-- SOURCE RECORDS --
** START **

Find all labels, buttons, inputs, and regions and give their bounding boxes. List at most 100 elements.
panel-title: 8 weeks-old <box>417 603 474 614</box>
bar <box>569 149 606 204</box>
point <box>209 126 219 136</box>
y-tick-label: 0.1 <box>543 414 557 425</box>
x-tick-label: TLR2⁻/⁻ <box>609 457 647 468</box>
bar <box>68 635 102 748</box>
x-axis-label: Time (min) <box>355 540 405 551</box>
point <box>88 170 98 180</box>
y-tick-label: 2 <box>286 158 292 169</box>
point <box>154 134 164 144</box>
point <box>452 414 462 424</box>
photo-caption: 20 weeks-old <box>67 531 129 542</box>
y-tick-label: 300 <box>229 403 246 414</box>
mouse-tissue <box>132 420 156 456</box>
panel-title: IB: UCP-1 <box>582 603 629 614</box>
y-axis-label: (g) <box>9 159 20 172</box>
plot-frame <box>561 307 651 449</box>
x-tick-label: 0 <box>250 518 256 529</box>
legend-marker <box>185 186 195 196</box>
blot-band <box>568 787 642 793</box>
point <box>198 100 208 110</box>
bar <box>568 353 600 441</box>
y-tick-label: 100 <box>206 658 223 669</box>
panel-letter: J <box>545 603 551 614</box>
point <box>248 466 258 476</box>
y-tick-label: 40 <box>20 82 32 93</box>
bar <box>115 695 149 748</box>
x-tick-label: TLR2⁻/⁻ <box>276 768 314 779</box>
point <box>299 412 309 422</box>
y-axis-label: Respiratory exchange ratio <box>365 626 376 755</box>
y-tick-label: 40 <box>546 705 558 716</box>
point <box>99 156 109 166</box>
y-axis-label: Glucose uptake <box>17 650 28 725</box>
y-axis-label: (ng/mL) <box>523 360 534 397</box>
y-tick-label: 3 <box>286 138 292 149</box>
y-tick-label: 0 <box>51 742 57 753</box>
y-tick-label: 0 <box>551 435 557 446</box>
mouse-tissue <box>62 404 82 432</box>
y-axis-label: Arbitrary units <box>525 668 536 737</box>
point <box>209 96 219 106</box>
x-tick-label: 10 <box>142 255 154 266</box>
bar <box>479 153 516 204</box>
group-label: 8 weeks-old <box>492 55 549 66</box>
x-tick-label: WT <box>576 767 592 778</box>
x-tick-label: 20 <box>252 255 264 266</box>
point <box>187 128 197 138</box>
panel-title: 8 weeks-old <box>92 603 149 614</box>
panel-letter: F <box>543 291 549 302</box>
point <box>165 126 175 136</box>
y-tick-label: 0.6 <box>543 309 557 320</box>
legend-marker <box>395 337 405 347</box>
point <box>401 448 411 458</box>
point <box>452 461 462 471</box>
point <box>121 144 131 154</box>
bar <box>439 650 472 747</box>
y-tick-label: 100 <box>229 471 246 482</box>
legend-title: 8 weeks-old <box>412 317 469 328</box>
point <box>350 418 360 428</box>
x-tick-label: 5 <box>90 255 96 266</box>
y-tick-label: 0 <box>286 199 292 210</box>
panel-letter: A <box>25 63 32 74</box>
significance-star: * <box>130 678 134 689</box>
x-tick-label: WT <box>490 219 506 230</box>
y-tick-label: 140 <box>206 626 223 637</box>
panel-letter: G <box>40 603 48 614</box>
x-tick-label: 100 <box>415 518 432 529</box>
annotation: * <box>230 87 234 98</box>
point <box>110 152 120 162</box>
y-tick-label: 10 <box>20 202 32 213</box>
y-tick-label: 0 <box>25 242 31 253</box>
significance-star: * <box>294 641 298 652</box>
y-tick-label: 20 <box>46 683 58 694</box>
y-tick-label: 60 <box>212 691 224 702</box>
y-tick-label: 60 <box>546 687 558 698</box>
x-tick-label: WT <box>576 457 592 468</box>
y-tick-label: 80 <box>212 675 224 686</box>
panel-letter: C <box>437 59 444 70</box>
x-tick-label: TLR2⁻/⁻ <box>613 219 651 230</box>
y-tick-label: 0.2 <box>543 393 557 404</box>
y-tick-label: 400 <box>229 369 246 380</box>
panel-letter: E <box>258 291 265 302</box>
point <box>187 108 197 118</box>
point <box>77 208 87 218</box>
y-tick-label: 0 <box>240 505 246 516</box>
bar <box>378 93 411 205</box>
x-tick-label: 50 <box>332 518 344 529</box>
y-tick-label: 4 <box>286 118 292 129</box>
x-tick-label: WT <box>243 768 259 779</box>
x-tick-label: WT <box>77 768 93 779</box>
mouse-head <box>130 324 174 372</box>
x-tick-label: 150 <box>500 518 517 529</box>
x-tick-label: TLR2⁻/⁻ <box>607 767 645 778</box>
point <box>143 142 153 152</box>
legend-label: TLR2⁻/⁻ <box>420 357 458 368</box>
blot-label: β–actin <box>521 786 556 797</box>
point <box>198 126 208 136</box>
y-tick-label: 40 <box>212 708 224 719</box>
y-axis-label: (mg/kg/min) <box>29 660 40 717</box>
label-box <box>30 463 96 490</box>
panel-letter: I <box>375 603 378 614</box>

** END **

-- STATED TASK --
Please update the records above by replacing every "weeks-old" with "weeks of age" and leaving everything else unchanged.

-- WRITTEN RESPONSE --
Find all labels, buttons, inputs, and regions and give their bounding boxes. List at most 100 elements.
panel-title: 8 weeks of age <box>417 603 474 614</box>
bar <box>569 149 606 204</box>
point <box>209 126 219 136</box>
y-tick-label: 0.1 <box>543 414 557 425</box>
x-tick-label: TLR2⁻/⁻ <box>609 457 647 468</box>
bar <box>68 635 102 748</box>
x-axis-label: Time (min) <box>355 540 405 551</box>
point <box>88 170 98 180</box>
y-tick-label: 2 <box>286 158 292 169</box>
point <box>154 134 164 144</box>
point <box>452 414 462 424</box>
photo-caption: 20 weeks of age <box>67 531 129 542</box>
y-tick-label: 300 <box>229 403 246 414</box>
mouse-tissue <box>132 420 156 456</box>
panel-title: IB: UCP-1 <box>582 603 629 614</box>
y-axis-label: (g) <box>9 159 20 172</box>
plot-frame <box>561 307 651 449</box>
x-tick-label: 0 <box>250 518 256 529</box>
legend-marker <box>185 186 195 196</box>
blot-band <box>568 787 642 793</box>
point <box>198 100 208 110</box>
bar <box>568 353 600 441</box>
y-tick-label: 100 <box>206 658 223 669</box>
panel-letter: J <box>545 603 551 614</box>
point <box>248 466 258 476</box>
y-tick-label: 40 <box>20 82 32 93</box>
bar <box>115 695 149 748</box>
x-tick-label: TLR2⁻/⁻ <box>276 768 314 779</box>
point <box>299 412 309 422</box>
y-axis-label: Respiratory exchange ratio <box>365 626 376 755</box>
y-tick-label: 40 <box>546 705 558 716</box>
point <box>99 156 109 166</box>
y-axis-label: Glucose uptake <box>17 650 28 725</box>
y-axis-label: (ng/mL) <box>523 360 534 397</box>
y-tick-label: 3 <box>286 138 292 149</box>
y-tick-label: 0 <box>51 742 57 753</box>
y-tick-label: 0 <box>551 435 557 446</box>
mouse-tissue <box>62 404 82 432</box>
y-axis-label: Arbitrary units <box>525 668 536 737</box>
point <box>209 96 219 106</box>
x-tick-label: 10 <box>142 255 154 266</box>
bar <box>479 153 516 204</box>
group-label: 8 weeks of age <box>492 55 549 66</box>
x-tick-label: WT <box>576 767 592 778</box>
x-tick-label: 20 <box>252 255 264 266</box>
point <box>187 128 197 138</box>
panel-title: 8 weeks of age <box>92 603 149 614</box>
panel-letter: F <box>543 291 549 302</box>
point <box>165 126 175 136</box>
y-tick-label: 0.6 <box>543 309 557 320</box>
legend-marker <box>395 337 405 347</box>
point <box>401 448 411 458</box>
point <box>452 461 462 471</box>
point <box>121 144 131 154</box>
bar <box>439 650 472 747</box>
y-tick-label: 100 <box>229 471 246 482</box>
legend-title: 8 weeks of age <box>412 317 469 328</box>
point <box>350 418 360 428</box>
x-tick-label: 5 <box>90 255 96 266</box>
y-tick-label: 0 <box>286 199 292 210</box>
panel-letter: A <box>25 63 32 74</box>
significance-star: * <box>130 678 134 689</box>
x-tick-label: WT <box>490 219 506 230</box>
y-tick-label: 140 <box>206 626 223 637</box>
panel-letter: G <box>40 603 48 614</box>
x-tick-label: 100 <box>415 518 432 529</box>
annotation: * <box>230 87 234 98</box>
point <box>110 152 120 162</box>
y-tick-label: 10 <box>20 202 32 213</box>
y-tick-label: 0 <box>25 242 31 253</box>
significance-star: * <box>294 641 298 652</box>
y-tick-label: 20 <box>46 683 58 694</box>
y-tick-label: 60 <box>212 691 224 702</box>
y-tick-label: 60 <box>546 687 558 698</box>
x-tick-label: WT <box>576 457 592 468</box>
y-tick-label: 80 <box>212 675 224 686</box>
panel-letter: C <box>437 59 444 70</box>
x-tick-label: TLR2⁻/⁻ <box>613 219 651 230</box>
y-tick-label: 0.2 <box>543 393 557 404</box>
y-tick-label: 400 <box>229 369 246 380</box>
panel-letter: E <box>258 291 265 302</box>
point <box>187 108 197 118</box>
point <box>77 208 87 218</box>
y-tick-label: 0 <box>240 505 246 516</box>
bar <box>378 93 411 205</box>
x-tick-label: 50 <box>332 518 344 529</box>
y-tick-label: 4 <box>286 118 292 129</box>
x-tick-label: WT <box>243 768 259 779</box>
x-tick-label: WT <box>77 768 93 779</box>
mouse-head <box>130 324 174 372</box>
x-tick-label: 150 <box>500 518 517 529</box>
x-tick-label: TLR2⁻/⁻ <box>607 767 645 778</box>
point <box>143 142 153 152</box>
legend-label: TLR2⁻/⁻ <box>420 357 458 368</box>
blot-label: β–actin <box>521 786 556 797</box>
point <box>198 126 208 136</box>
y-tick-label: 40 <box>212 708 224 719</box>
y-axis-label: (mg/kg/min) <box>29 660 40 717</box>
label-box <box>30 463 96 490</box>
panel-letter: I <box>375 603 378 614</box>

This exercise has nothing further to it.